■ **SHORT EXERCISE**: Exact repetition is required: output every record in full.

■ **RECORDS FOR THIS EXERCISE**:
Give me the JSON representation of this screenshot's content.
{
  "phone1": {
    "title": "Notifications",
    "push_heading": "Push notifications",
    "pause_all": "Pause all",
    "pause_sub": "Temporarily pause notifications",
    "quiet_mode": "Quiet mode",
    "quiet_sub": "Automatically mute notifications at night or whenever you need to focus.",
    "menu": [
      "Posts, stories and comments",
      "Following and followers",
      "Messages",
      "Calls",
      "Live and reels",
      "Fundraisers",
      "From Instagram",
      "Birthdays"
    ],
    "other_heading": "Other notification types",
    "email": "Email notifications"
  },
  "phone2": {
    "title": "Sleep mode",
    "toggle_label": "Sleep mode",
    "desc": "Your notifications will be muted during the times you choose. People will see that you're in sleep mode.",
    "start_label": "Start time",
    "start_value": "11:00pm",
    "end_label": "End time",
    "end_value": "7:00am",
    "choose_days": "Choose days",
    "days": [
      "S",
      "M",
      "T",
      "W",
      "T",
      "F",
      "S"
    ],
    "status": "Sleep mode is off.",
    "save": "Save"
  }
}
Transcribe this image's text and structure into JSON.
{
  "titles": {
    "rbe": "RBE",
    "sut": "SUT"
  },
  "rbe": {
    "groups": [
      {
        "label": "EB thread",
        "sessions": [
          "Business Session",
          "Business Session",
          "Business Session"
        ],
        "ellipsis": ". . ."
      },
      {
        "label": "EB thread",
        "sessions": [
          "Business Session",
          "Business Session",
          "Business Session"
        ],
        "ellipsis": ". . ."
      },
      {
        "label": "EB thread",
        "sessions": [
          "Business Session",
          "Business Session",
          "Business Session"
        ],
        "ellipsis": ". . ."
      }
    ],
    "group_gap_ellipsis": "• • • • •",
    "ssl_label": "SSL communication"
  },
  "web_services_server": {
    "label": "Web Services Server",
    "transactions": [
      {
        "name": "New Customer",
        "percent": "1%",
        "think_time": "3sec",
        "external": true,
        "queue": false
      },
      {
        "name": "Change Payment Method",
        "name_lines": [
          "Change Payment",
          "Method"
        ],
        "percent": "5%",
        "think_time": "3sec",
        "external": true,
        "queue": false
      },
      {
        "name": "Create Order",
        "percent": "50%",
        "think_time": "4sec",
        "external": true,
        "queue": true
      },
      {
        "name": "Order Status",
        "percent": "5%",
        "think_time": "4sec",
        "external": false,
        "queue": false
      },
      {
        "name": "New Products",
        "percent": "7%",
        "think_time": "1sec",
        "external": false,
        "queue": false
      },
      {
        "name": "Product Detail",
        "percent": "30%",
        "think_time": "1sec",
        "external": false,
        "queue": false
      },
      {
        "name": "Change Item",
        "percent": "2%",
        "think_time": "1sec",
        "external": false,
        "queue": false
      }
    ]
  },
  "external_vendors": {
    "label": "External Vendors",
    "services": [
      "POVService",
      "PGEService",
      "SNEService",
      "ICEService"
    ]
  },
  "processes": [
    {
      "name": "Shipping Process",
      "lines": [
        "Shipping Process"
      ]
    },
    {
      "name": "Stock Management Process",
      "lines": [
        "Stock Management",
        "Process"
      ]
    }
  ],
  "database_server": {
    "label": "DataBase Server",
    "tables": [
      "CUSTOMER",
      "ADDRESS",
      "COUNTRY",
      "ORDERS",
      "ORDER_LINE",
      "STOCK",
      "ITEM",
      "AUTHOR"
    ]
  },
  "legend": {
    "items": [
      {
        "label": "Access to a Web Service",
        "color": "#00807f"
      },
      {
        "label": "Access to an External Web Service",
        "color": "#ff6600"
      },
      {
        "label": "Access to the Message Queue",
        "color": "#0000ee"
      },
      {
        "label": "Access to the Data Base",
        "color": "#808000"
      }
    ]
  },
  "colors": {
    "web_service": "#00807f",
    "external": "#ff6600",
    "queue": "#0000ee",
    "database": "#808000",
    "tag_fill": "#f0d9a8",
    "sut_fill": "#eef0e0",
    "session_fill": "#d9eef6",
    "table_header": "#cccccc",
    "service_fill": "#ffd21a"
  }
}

■ **SOLUTION TO THIS PROBLEM**:
Give me the JSON representation of this screenshot's content.
{
  "phone1": {
    "title": "Notifications",
    "push_heading": "Push notifications",
    "pause_all": "Pause all",
    "pause_sub": "Temporarily pause notifications",
    "quiet_mode": "Quiet mode",
    "quiet_sub": "Automatically mute notifications at night or whenever you need to focus.",
    "menu": [
      "Posts, stories and comments",
      "Following and followers",
      "Messages",
      "Calls",
      "Live and reels",
      "Fundraisers",
      "From Instagram",
      "Birthdays"
    ],
    "other_heading": "Other notification types",
    "email": "Email notifications"
  },
  "phone2": {
    "title": "Sleep mode",
    "toggle_label": "Sleep mode",
    "desc": "Your notifications will be muted during the times you choose. People will see that you're in sleep mode.",
    "start_label": "Start time",
    "start_value": "11:00pm",
    "end_label": "End time",
    "end_value": "7:00am",
    "choose_days": "Choose days",
    "days": [
      "S",
      "M",
      "T",
      "W",
      "T",
      "F",
      "S"
    ],
    "status": "Sleep mode is off.",
    "save": "Save"
  }
}
Transcribe this image's text and structure into JSON.
{
  "titles": {
    "rbe": "RBE",
    "sut": "SUT"
  },
  "rbe": {
    "groups": [
      {
        "label": "EB thread",
        "sessions": [
          "Business Session",
          "Business Session",
          "Business Session"
        ],
        "ellipsis": ". . ."
      },
      {
        "label": "EB thread",
        "sessions": [
          "Business Session",
          "Business Session",
          "Business Session"
        ],
        "ellipsis": ". . ."
      },
      {
        "label": "EB thread",
        "sessions": [
          "Business Session",
          "Business Session",
          "Business Session"
        ],
        "ellipsis": ". . ."
      }
    ],
    "group_gap_ellipsis": "• • • • •",
    "ssl_label": "SSL communication"
  },
  "web_services_server": {
    "label": "Web Services Server",
    "transactions": [
      {
        "name": "New Customer",
        "percent": "1%",
        "think_time": "3sec",
        "external": true,
        "queue": false
      },
      {
        "name": "Change Payment Method",
        "name_lines": [
          "Change Payment",
          "Method"
        ],
        "percent": "5%",
        "think_time": "3sec",
        "external": true,
        "queue": false
      },
      {
        "name": "Create Order",
        "percent": "50%",
        "think_time": "4sec",
        "external": true,
        "queue": true
      },
      {
        "name": "Order Status",
        "percent": "5%",
        "think_time": "4sec",
        "external": false,
        "queue": false
      },
      {
        "name": "New Products",
        "percent": "7%",
        "think_time": "1sec",
        "external": false,
        "queue": false
      },
      {
        "name": "Product Detail",
        "percent": "30%",
        "think_time": "1sec",
        "external": false,
        "queue": false
      },
      {
        "name": "Change Item",
        "percent": "2%",
        "think_time": "1sec",
        "external": false,
        "queue": false
      }
    ]
  },
  "external_vendors": {
    "label": "External Vendors",
    "services": [
      "POVService",
      "PGEService",
      "SNEService",
      "ICEService"
    ]
  },
  "processes": [
    {
      "name": "Shipping Process",
      "lines": [
        "Shipping Process"
      ]
    },
    {
      "name": "Stock Management Process",
      "lines": [
        "Stock Management",
        "Process"
      ]
    }
  ],
  "database_server": {
    "label": "DataBase Server",
    "tables": [
      "CUSTOMER",
      "ADDRESS",
      "COUNTRY",
      "ORDERS",
      "ORDER_LINE",
      "STOCK",
      "ITEM",
      "AUTHOR"
    ]
  },
  "legend": {
    "items": [
      {
        "label": "Access to a Web Service",
        "color": "#00807f"
      },
      {
        "label": "Access to an External Web Service",
        "color": "#ff6600"
      },
      {
        "label": "Access to the Message Queue",
        "color": "#0000ee"
      },
      {
        "label": "Access to the Data Base",
        "color": "#808000"
      }
    ]
  },
  "colors": {
    "web_service": "#00807f",
    "external": "#ff6600",
    "queue": "#0000ee",
    "database": "#808000",
    "tag_fill": "#f0d9a8",
    "sut_fill": "#eef0e0",
    "session_fill": "#d9eef6",
    "table_header": "#cccccc",
    "service_fill": "#ffd21a"
  }
}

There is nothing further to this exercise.